What the task asks
Make an exact copy of the lines, leaving the pictures out.

Entries supplied
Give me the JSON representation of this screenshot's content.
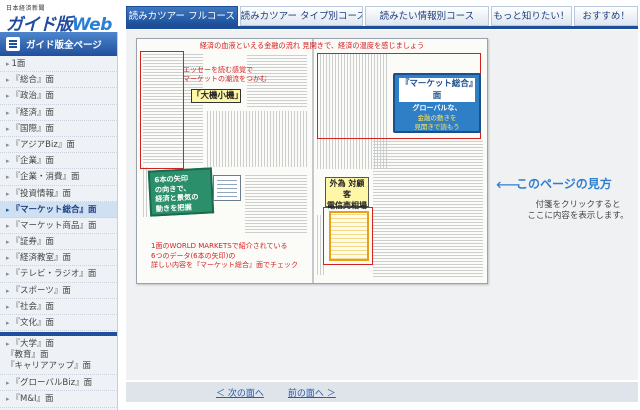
{
  "logo": {
    "small": "日本経済新聞",
    "main": "ガイド版",
    "web": "Web"
  },
  "tabs": [
    {
      "label": "読みカツアー フルコース",
      "active": true
    },
    {
      "label": "読みカツアー タイプ別コース"
    },
    {
      "label": "読みたい情報別コース"
    },
    {
      "label": "もっと知りたい！"
    },
    {
      "label": "おすすめ！"
    }
  ],
  "sidebar": {
    "heading": "ガイド版全ページ",
    "items": [
      "1面",
      "『総合』面",
      "『政治』面",
      "『経済』面",
      "『国際』面",
      "『アジアBiz』面",
      "『企業』面",
      "『企業・消費』面",
      "『投資情報』面",
      "『マーケット総合』面",
      "『マーケット商品』面",
      "『証券』面",
      "『経済教室』面",
      "『テレビ・ラジオ』面",
      "『スポーツ』面",
      "『社会』面",
      "『文化』面"
    ],
    "active_index": 9,
    "items2_multi": "『大学』面\n『教育』面\n『キャリアアップ』面",
    "items2": [
      "『グローバルBiz』面",
      "『M&I』面"
    ]
  },
  "paper": {
    "caption_top": "経済の血液といえる金融の流れ 見開きで、経済の温度を感じましょう",
    "ann1_line1": "エッセーを読む感覚で",
    "ann1_line2": "マーケットの潮流をつかむ",
    "column_name": "「大機小機」",
    "market_title": "『マーケット総合』面",
    "market_sub1": "グローバルな、",
    "market_sub2": "金融の動きを",
    "market_sub3": "見開きで読もう",
    "gaitame_line1": "外為 対顧客",
    "gaitame_line2": "電信売相場",
    "green_line1": "6本の矢印",
    "green_line2": "の向きで、",
    "green_line3": "経済と景気の",
    "green_line4": "動きを把握",
    "ann_bottom_line1": "1面のWORLD MARKETSで紹介されている",
    "ann_bottom_line2": "6つのデータ(6本の矢印)の",
    "ann_bottom_line3": "詳しい内容を『マーケット総合』面でチェック"
  },
  "help": {
    "title": "このページの見方",
    "desc_line1": "付箋をクリックすると",
    "desc_line2": "ここに内容を表示します。"
  },
  "nav": {
    "next": "次の面へ",
    "prev": "前の面へ",
    "next_arrow": "＜",
    "prev_arrow": "＞"
  }
}
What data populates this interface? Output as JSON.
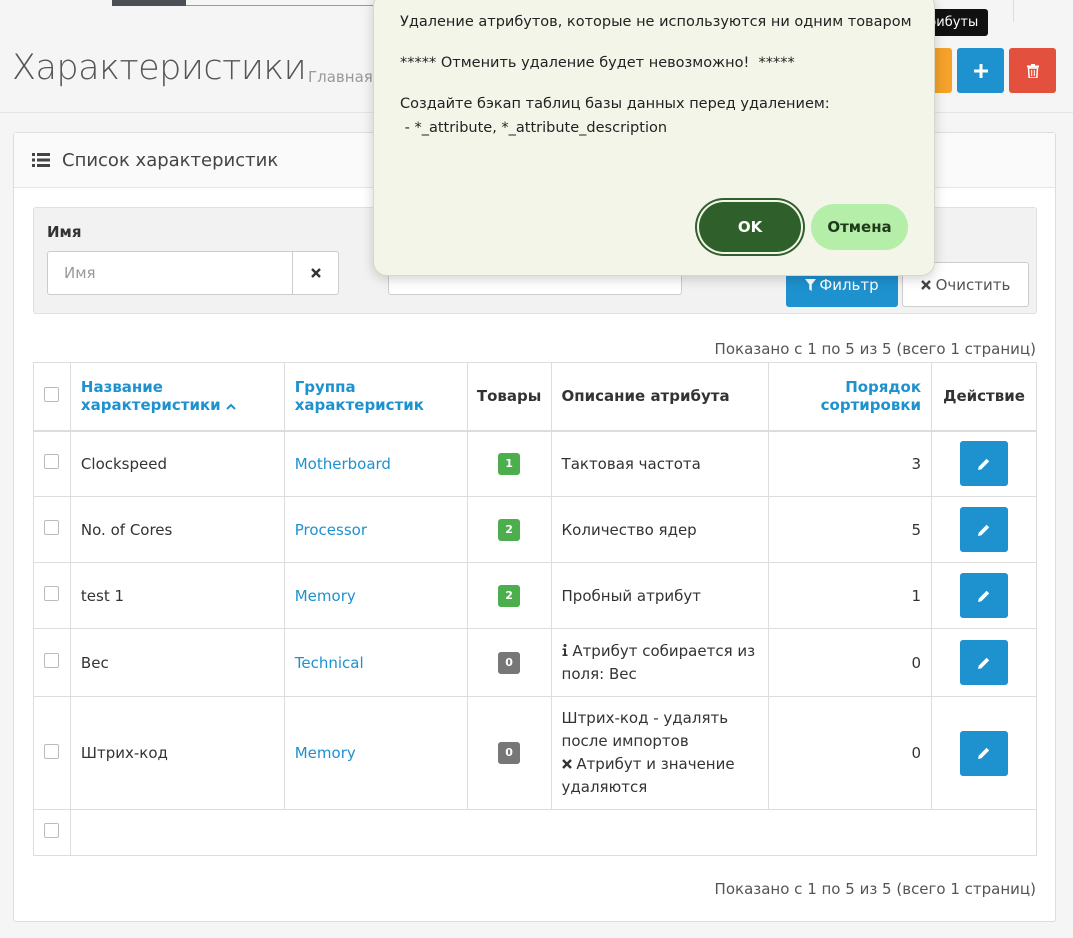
{
  "tooltip": "рибуты",
  "header": {
    "title": "Характеристики",
    "breadcrumb": "Главная"
  },
  "panel": {
    "title": "Список характеристик"
  },
  "filter": {
    "name_label": "Имя",
    "name_placeholder": "Имя",
    "filter_button": "Фильтр",
    "clear_button": "Очистить"
  },
  "results_top": "Показано с 1 по 5 из 5 (всего 1 страниц)",
  "results_bottom": "Показано с 1 по 5 из 5 (всего 1 страниц)",
  "table": {
    "headers": {
      "name_line1": "Название",
      "name_line2": "характеристики",
      "group_line1": "Группа",
      "group_line2": "характеристик",
      "products": "Товары",
      "description": "Описание атрибута",
      "sort_line1": "Порядок",
      "sort_line2": "сортировки",
      "action": "Действие"
    },
    "rows": [
      {
        "name": "Clockspeed",
        "group": "Motherboard",
        "products": "1",
        "desc1": "Тактовая частота",
        "desc2": "",
        "desc3": "",
        "sort": "3"
      },
      {
        "name": "No. of Cores",
        "group": "Processor",
        "products": "2",
        "desc1": "Количество ядер",
        "desc2": "",
        "desc3": "",
        "sort": "5"
      },
      {
        "name": "test 1",
        "group": "Memory",
        "products": "2",
        "desc1": "Пробный атрибут",
        "desc2": "",
        "desc3": "",
        "sort": "1"
      },
      {
        "name": "Вес",
        "group": "Technical",
        "products": "0",
        "desc1": "Атрибут собирается из",
        "desc2": "поля: Вес",
        "desc3": "",
        "sort": "0"
      },
      {
        "name": "Штрих-код",
        "group": "Memory",
        "products": "0",
        "desc1": "Штрих-код - удалять",
        "desc2": "после импортов",
        "desc3": "Атрибут и значение",
        "desc4": "удаляются",
        "sort": "0"
      }
    ]
  },
  "modal": {
    "line1": "Удаление атрибутов, которые не используются ни одним товаром",
    "line2": "***** Отменить удаление будет невозможно!  *****",
    "line3": "Создайте бэкап таблиц базы данных перед удалением:",
    "line4": " - *_attribute, *_attribute_description",
    "ok": "OK",
    "cancel": "Отмена"
  },
  "colors": {
    "primary": "#1e91cf",
    "danger": "#e3503e",
    "warning": "#f4a22a",
    "success_badge": "#4cae4c",
    "ok_button": "#2f5f2b",
    "cancel_button": "#b4eea8"
  },
  "icons": [
    "list-icon",
    "plus-icon",
    "trash-icon",
    "times-icon",
    "filter-icon",
    "pencil-icon",
    "info-icon",
    "sort-up-icon"
  ]
}
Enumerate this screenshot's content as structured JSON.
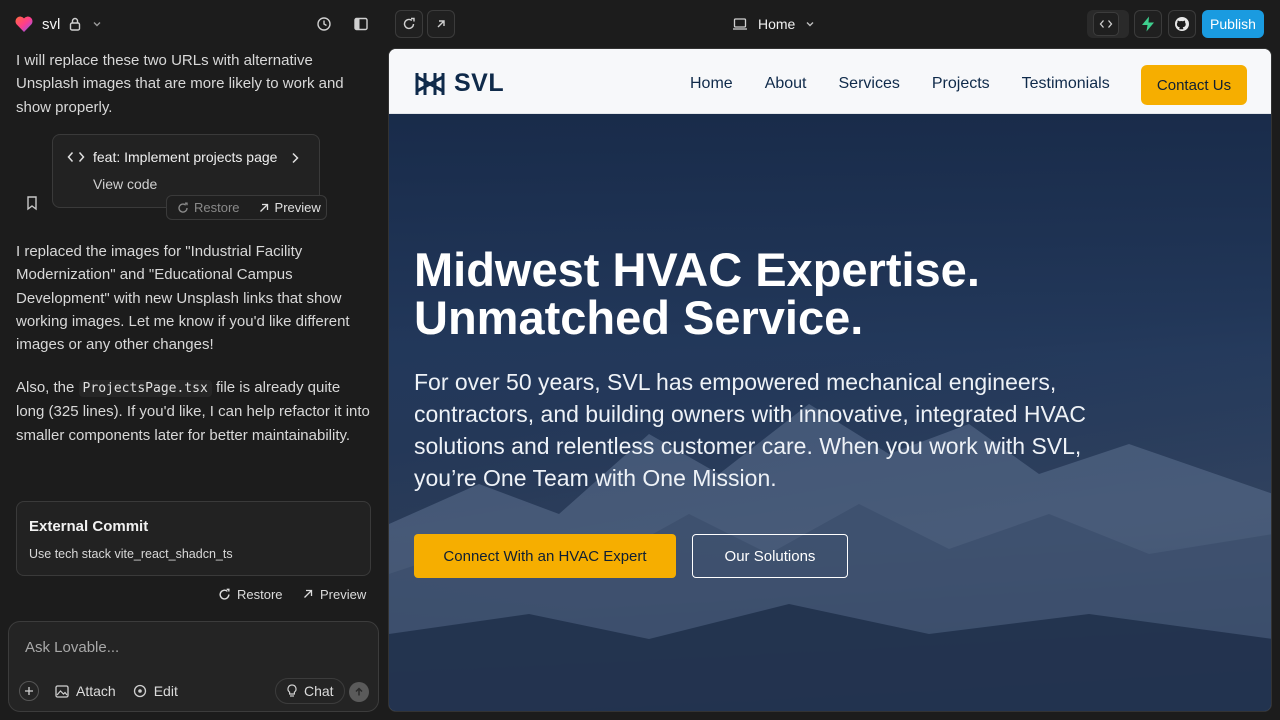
{
  "topbar": {
    "project_name": "svl",
    "page_selector": "Home",
    "publish_label": "Publish"
  },
  "chat": {
    "intro_text": "I will replace these two URLs with alternative Unsplash images that are more likely to work and show properly.",
    "commit_card": {
      "title": "feat: Implement projects page",
      "view_code": "View code",
      "restore": "Restore",
      "preview": "Preview"
    },
    "reply_text": "I replaced the images for \"Industrial Facility Modernization\" and \"Educational Campus Development\" with new Unsplash links that show working images. Let me know if you'd like different images or any other changes!",
    "also_prefix": "Also, the",
    "also_code": "ProjectsPage.tsx",
    "also_suffix": "file is already quite long (325 lines). If you'd like, I can help refactor it into smaller components later for better maintainability.",
    "external_commit": {
      "title": "External Commit",
      "subtitle": "Use tech stack vite_react_shadcn_ts",
      "restore": "Restore",
      "preview": "Preview"
    },
    "composer": {
      "placeholder": "Ask Lovable...",
      "attach": "Attach",
      "edit": "Edit",
      "chat": "Chat"
    }
  },
  "site": {
    "logo_text": "SVL",
    "nav": [
      "Home",
      "About",
      "Services",
      "Projects",
      "Testimonials"
    ],
    "contact_label": "Contact Us",
    "hero_title_1": "Midwest HVAC Expertise.",
    "hero_title_2": "Unmatched Service.",
    "hero_text": "For over 50 years, SVL has empowered mechanical engineers, contractors, and building owners with innovative, integrated HVAC solutions and relentless customer care. When you work with SVL, you’re One Team with One Mission.",
    "cta_primary": "Connect With an HVAC Expert",
    "cta_secondary": "Our Solutions"
  },
  "colors": {
    "accent_yellow": "#f6ae00",
    "publish_blue": "#1a9be0",
    "navy": "#0f2a4a"
  }
}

Final answer
Give me the JSON representation of this screenshot's content.
{
  "logo": {
    "small": "日本経済新聞",
    "main": "ガイド版",
    "web": "Web"
  },
  "tabs": [
    {
      "label": "読みカツアー フルコース",
      "active": true
    },
    {
      "label": "読みカツアー タイプ別コース"
    },
    {
      "label": "読みたい情報別コース"
    },
    {
      "label": "もっと知りたい！"
    },
    {
      "label": "おすすめ！"
    }
  ],
  "sidebar": {
    "heading": "ガイド版全ページ",
    "items": [
      "1面",
      "『総合』面",
      "『政治』面",
      "『経済』面",
      "『国際』面",
      "『アジアBiz』面",
      "『企業』面",
      "『企業・消費』面",
      "『投資情報』面",
      "『マーケット総合』面",
      "『マーケット商品』面",
      "『証券』面",
      "『経済教室』面",
      "『テレビ・ラジオ』面",
      "『スポーツ』面",
      "『社会』面",
      "『文化』面"
    ],
    "active_index": 9,
    "items2_multi": "『大学』面\n『教育』面\n『キャリアアップ』面",
    "items2": [
      "『グローバルBiz』面",
      "『M&I』面"
    ]
  },
  "paper": {
    "caption_top": "経済の血液といえる金融の流れ 見開きで、経済の温度を感じましょう",
    "ann1_line1": "エッセーを読む感覚で",
    "ann1_line2": "マーケットの潮流をつかむ",
    "column_name": "「大機小機」",
    "market_title": "『マーケット総合』面",
    "market_sub1": "グローバルな、",
    "market_sub2": "金融の動きを",
    "market_sub3": "見開きで読もう",
    "gaitame_line1": "外為 対顧客",
    "gaitame_line2": "電信売相場",
    "green_line1": "6本の矢印",
    "green_line2": "の向きで、",
    "green_line3": "経済と景気の",
    "green_line4": "動きを把握",
    "ann_bottom_line1": "1面のWORLD MARKETSで紹介されている",
    "ann_bottom_line2": "6つのデータ(6本の矢印)の",
    "ann_bottom_line3": "詳しい内容を『マーケット総合』面でチェック"
  },
  "help": {
    "title": "このページの見方",
    "desc_line1": "付箋をクリックすると",
    "desc_line2": "ここに内容を表示します。"
  },
  "nav": {
    "next": "次の面へ",
    "prev": "前の面へ",
    "next_arrow": "＜",
    "prev_arrow": "＞"
  }
}
What data populates this interface? Output as JSON.
{
  "tooltip": "рибуты",
  "header": {
    "title": "Характеристики",
    "breadcrumb": "Главная"
  },
  "panel": {
    "title": "Список характеристик"
  },
  "filter": {
    "name_label": "Имя",
    "name_placeholder": "Имя",
    "filter_button": "Фильтр",
    "clear_button": "Очистить"
  },
  "results_top": "Показано с 1 по 5 из 5 (всего 1 страниц)",
  "results_bottom": "Показано с 1 по 5 из 5 (всего 1 страниц)",
  "table": {
    "headers": {
      "name_line1": "Название",
      "name_line2": "характеристики",
      "group_line1": "Группа",
      "group_line2": "характеристик",
      "products": "Товары",
      "description": "Описание атрибута",
      "sort_line1": "Порядок",
      "sort_line2": "сортировки",
      "action": "Действие"
    },
    "rows": [
      {
        "name": "Clockspeed",
        "group": "Motherboard",
        "products": "1",
        "desc1": "Тактовая частота",
        "desc2": "",
        "desc3": "",
        "sort": "3"
      },
      {
        "name": "No. of Cores",
        "group": "Processor",
        "products": "2",
        "desc1": "Количество ядер",
        "desc2": "",
        "desc3": "",
        "sort": "5"
      },
      {
        "name": "test 1",
        "group": "Memory",
        "products": "2",
        "desc1": "Пробный атрибут",
        "desc2": "",
        "desc3": "",
        "sort": "1"
      },
      {
        "name": "Вес",
        "group": "Technical",
        "products": "0",
        "desc1": "Атрибут собирается из",
        "desc2": "поля: Вес",
        "desc3": "",
        "sort": "0"
      },
      {
        "name": "Штрих-код",
        "group": "Memory",
        "products": "0",
        "desc1": "Штрих-код - удалять",
        "desc2": "после импортов",
        "desc3": "Атрибут и значение",
        "desc4": "удаляются",
        "sort": "0"
      }
    ]
  },
  "modal": {
    "line1": "Удаление атрибутов, которые не используются ни одним товаром",
    "line2": "***** Отменить удаление будет невозможно!  *****",
    "line3": "Создайте бэкап таблиц базы данных перед удалением:",
    "line4": " - *_attribute, *_attribute_description",
    "ok": "OK",
    "cancel": "Отмена"
  },
  "colors": {
    "primary": "#1e91cf",
    "danger": "#e3503e",
    "warning": "#f4a22a",
    "success_badge": "#4cae4c",
    "ok_button": "#2f5f2b",
    "cancel_button": "#b4eea8"
  },
  "icons": [
    "list-icon",
    "plus-icon",
    "trash-icon",
    "times-icon",
    "filter-icon",
    "pencil-icon",
    "info-icon",
    "sort-up-icon"
  ]
}
Enumerate this screenshot's content as structured JSON.
{
  "topbar": {
    "project_name": "svl",
    "page_selector": "Home",
    "publish_label": "Publish"
  },
  "chat": {
    "intro_text": "I will replace these two URLs with alternative Unsplash images that are more likely to work and show properly.",
    "commit_card": {
      "title": "feat: Implement projects page",
      "view_code": "View code",
      "restore": "Restore",
      "preview": "Preview"
    },
    "reply_text": "I replaced the images for \"Industrial Facility Modernization\" and \"Educational Campus Development\" with new Unsplash links that show working images. Let me know if you'd like different images or any other changes!",
    "also_prefix": "Also, the",
    "also_code": "ProjectsPage.tsx",
    "also_suffix": "file is already quite long (325 lines). If you'd like, I can help refactor it into smaller components later for better maintainability.",
    "external_commit": {
      "title": "External Commit",
      "subtitle": "Use tech stack vite_react_shadcn_ts",
      "restore": "Restore",
      "preview": "Preview"
    },
    "composer": {
      "placeholder": "Ask Lovable...",
      "attach": "Attach",
      "edit": "Edit",
      "chat": "Chat"
    }
  },
  "site": {
    "logo_text": "SVL",
    "nav": [
      "Home",
      "About",
      "Services",
      "Projects",
      "Testimonials"
    ],
    "contact_label": "Contact Us",
    "hero_title_1": "Midwest HVAC Expertise.",
    "hero_title_2": "Unmatched Service.",
    "hero_text": "For over 50 years, SVL has empowered mechanical engineers, contractors, and building owners with innovative, integrated HVAC solutions and relentless customer care. When you work with SVL, you’re One Team with One Mission.",
    "cta_primary": "Connect With an HVAC Expert",
    "cta_secondary": "Our Solutions"
  },
  "colors": {
    "accent_yellow": "#f6ae00",
    "publish_blue": "#1a9be0",
    "navy": "#0f2a4a"
  }
}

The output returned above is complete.